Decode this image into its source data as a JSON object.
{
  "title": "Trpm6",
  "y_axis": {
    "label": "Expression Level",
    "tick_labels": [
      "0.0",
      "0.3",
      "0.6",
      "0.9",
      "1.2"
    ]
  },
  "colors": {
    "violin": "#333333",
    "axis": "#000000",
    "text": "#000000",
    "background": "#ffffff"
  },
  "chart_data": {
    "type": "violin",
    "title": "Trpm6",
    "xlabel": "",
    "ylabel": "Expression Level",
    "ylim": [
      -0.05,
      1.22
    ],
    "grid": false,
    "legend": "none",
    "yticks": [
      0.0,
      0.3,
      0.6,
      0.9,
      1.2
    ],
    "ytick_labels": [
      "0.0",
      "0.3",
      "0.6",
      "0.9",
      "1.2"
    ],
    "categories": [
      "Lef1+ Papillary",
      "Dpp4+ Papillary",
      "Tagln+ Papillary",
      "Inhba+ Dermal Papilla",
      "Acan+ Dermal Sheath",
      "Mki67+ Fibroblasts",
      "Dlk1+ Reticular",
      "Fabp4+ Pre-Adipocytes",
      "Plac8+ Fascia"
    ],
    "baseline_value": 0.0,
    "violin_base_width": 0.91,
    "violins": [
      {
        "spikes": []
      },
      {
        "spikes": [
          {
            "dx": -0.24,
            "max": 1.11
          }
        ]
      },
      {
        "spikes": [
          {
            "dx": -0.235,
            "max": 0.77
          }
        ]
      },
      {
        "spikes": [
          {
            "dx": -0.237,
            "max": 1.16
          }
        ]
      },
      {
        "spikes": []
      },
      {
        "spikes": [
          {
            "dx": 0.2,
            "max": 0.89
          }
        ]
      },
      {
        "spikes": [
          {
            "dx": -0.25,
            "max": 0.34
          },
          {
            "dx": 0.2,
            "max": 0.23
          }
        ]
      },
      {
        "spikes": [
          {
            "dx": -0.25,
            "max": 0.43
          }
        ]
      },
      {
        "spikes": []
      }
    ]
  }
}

### SHORT PROBLEM
Go through the records and pull out each line that includes the word "Dermal".

### WRITTEN SOLUTION
      "Inhba+ Dermal Papilla",
      "Acan+ Dermal Sheath",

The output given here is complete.